Stated goal:
Reproduce the entries from the start through the line containing "433, 21, 449]", substituting "Actual Class" for "True Class" and leaving everything else unchanged.

Records for this task:
● ● ● ●
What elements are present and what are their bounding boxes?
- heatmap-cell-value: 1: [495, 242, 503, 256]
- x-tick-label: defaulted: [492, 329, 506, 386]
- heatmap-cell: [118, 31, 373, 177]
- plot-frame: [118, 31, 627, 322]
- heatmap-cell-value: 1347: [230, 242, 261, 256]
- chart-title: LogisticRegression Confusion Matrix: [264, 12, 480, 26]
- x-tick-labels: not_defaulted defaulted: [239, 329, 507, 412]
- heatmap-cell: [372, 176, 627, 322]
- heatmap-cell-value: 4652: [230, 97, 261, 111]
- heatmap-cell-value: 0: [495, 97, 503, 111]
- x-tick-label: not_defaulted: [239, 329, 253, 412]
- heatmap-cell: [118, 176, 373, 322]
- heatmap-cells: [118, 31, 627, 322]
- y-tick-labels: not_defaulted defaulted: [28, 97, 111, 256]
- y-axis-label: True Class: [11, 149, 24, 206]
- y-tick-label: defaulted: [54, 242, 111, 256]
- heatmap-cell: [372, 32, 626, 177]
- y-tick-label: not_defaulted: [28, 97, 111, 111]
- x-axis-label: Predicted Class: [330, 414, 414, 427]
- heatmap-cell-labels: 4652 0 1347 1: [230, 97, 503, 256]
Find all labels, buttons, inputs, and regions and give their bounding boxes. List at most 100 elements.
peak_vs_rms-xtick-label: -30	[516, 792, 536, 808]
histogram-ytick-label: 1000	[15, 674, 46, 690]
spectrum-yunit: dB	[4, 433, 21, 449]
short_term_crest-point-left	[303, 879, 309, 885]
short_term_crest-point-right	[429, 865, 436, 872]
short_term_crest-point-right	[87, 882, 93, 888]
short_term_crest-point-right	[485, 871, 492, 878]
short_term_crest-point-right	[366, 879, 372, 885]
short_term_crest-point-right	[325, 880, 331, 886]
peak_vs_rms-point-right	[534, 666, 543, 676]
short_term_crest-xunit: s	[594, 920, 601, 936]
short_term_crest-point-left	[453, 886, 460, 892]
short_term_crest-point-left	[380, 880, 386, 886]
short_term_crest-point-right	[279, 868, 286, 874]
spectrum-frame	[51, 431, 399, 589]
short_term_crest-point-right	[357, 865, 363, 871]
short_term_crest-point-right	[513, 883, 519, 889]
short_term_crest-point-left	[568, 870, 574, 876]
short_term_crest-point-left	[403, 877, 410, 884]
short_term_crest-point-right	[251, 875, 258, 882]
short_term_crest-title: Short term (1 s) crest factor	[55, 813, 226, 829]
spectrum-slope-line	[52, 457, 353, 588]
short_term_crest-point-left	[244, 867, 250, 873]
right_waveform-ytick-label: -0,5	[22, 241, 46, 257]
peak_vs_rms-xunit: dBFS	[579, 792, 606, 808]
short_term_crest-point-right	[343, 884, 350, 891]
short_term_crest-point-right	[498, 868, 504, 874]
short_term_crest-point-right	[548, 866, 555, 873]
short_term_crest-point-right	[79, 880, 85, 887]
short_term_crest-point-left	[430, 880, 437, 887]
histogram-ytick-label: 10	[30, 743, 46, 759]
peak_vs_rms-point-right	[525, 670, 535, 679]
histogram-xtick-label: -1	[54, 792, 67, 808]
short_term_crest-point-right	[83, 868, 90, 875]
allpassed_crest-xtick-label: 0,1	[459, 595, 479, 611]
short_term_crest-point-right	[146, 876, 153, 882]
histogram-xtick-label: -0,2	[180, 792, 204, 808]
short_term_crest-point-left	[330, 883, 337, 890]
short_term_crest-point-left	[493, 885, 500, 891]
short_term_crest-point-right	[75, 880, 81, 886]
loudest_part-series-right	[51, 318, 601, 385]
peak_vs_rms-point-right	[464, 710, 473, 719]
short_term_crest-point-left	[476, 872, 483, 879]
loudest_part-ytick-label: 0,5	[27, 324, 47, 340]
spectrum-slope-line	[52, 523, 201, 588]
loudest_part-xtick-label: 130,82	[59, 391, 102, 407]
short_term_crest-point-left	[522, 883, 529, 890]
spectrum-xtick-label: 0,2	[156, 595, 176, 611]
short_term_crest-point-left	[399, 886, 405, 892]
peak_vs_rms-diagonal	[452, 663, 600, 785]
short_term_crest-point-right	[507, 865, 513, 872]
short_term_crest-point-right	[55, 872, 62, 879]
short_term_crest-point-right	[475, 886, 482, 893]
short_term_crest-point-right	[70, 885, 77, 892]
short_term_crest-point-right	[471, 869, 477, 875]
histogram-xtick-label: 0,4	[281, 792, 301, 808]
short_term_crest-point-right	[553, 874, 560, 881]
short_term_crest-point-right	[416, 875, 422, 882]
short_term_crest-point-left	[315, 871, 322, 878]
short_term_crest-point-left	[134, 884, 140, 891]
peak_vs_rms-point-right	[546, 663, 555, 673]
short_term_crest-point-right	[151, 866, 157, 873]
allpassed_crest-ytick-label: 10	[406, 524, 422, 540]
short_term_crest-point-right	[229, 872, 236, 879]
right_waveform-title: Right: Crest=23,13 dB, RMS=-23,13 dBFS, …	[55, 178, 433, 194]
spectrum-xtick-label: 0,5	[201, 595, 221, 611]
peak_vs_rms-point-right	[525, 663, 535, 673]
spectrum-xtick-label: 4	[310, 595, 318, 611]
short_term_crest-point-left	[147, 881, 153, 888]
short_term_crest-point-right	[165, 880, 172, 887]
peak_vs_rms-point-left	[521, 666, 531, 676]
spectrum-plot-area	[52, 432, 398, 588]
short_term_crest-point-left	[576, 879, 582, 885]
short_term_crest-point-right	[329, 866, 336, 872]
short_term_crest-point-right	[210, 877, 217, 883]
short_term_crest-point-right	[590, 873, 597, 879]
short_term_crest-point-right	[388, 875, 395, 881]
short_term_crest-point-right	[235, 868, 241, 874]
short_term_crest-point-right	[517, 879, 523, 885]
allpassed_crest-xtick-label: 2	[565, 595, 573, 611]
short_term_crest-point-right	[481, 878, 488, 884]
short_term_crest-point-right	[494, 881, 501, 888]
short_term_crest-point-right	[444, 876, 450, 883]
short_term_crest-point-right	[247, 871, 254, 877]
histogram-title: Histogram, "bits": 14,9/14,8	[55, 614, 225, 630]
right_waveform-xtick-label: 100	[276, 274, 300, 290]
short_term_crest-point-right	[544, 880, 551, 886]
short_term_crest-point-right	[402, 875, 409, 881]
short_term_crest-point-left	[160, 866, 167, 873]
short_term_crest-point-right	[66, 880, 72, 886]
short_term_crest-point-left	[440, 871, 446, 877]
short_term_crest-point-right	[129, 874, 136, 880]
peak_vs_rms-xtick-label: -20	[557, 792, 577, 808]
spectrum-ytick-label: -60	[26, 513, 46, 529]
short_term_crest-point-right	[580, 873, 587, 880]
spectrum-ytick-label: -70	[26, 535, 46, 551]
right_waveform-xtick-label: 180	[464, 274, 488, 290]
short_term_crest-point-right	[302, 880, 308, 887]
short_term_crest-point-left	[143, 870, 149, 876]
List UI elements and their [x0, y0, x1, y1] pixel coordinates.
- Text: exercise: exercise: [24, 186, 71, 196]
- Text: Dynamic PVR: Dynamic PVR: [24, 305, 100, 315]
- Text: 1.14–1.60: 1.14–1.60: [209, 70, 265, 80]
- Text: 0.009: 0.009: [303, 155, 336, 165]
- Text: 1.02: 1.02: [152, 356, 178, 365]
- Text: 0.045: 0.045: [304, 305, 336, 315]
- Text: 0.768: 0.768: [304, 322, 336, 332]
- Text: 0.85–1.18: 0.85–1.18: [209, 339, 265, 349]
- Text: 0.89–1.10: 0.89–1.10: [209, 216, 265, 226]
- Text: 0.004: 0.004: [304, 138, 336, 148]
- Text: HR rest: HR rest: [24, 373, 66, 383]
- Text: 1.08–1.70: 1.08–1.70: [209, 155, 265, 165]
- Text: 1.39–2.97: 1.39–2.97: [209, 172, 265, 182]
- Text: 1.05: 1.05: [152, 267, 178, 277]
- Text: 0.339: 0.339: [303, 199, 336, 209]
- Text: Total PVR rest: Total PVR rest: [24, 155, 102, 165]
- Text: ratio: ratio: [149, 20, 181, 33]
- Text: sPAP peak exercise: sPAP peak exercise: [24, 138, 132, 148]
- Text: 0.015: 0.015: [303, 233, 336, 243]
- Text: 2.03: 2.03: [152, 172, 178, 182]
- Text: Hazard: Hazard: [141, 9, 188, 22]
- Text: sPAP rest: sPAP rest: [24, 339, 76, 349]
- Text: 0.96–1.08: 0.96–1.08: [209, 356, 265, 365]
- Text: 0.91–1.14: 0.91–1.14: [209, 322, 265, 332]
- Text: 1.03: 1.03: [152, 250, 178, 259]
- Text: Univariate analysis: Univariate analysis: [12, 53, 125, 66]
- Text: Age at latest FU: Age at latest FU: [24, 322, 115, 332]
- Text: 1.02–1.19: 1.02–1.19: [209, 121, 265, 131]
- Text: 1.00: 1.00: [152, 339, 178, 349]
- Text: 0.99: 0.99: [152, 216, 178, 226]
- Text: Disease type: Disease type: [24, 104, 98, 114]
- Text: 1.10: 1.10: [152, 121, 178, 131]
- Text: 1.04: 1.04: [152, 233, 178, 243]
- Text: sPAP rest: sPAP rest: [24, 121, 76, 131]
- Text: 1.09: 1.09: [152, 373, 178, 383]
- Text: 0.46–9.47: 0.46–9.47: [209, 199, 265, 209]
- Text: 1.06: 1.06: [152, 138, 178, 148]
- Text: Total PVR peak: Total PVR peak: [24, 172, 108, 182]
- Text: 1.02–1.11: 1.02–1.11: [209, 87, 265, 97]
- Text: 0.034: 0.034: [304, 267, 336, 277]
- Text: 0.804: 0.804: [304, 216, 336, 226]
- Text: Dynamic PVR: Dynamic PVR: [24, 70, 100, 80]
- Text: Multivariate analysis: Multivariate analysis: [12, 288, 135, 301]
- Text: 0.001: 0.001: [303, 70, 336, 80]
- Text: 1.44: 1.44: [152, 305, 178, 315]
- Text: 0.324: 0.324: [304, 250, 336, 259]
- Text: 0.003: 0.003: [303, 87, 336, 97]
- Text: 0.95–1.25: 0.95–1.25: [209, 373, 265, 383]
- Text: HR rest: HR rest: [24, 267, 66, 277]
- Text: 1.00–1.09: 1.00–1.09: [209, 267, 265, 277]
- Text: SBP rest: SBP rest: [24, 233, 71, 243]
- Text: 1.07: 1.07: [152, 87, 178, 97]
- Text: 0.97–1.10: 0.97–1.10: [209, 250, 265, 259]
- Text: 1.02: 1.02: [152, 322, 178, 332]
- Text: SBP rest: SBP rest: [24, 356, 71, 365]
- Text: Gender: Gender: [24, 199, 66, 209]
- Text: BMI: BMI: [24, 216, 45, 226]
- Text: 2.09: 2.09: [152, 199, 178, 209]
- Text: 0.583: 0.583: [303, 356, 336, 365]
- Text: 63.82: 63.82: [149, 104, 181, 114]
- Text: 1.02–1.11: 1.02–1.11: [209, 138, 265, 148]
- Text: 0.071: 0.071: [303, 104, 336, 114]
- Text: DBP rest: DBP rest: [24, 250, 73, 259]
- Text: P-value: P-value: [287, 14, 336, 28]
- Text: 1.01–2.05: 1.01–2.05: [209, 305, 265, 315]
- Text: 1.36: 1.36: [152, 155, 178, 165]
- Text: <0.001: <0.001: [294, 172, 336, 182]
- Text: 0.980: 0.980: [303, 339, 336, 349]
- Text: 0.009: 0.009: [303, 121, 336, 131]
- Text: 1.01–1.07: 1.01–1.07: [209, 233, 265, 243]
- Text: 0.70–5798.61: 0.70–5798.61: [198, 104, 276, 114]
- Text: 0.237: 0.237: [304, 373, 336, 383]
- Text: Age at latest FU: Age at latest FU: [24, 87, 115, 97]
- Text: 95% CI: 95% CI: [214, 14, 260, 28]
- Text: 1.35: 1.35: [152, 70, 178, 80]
● ● ● ●
The answer:
What elements are present and what are their bounding boxes?
- heatmap-cell-value: 1: [495, 242, 503, 256]
- x-tick-label: defaulted: [492, 329, 506, 386]
- heatmap-cell: [118, 31, 373, 177]
- plot-frame: [118, 31, 627, 322]
- heatmap-cell-value: 1347: [230, 242, 261, 256]
- chart-title: LogisticRegression Confusion Matrix: [264, 12, 480, 26]
- x-tick-labels: not_defaulted defaulted: [239, 329, 507, 412]
- heatmap-cell: [372, 176, 627, 322]
- heatmap-cell-value: 4652: [230, 97, 261, 111]
- heatmap-cell-value: 0: [495, 97, 503, 111]
- x-tick-label: not_defaulted: [239, 329, 253, 412]
- heatmap-cell: [118, 176, 373, 322]
- heatmap-cells: [118, 31, 627, 322]
- y-tick-labels: not_defaulted defaulted: [28, 97, 111, 256]
- y-axis-label: Actual Class: [11, 149, 24, 206]
- y-tick-label: defaulted: [54, 242, 111, 256]
- heatmap-cell: [372, 32, 626, 177]
- y-tick-label: not_defaulted: [28, 97, 111, 111]
- x-axis-label: Predicted Class: [330, 414, 414, 427]
- heatmap-cell-labels: 4652 0 1347 1: [230, 97, 503, 256]
Find all labels, buttons, inputs, and regions and give their bounding boxes. List at most 100 elements.
peak_vs_rms-xtick-label: -30	[516, 792, 536, 808]
histogram-ytick-label: 1000	[15, 674, 46, 690]
spectrum-yunit: dB	[4, 433, 21, 449]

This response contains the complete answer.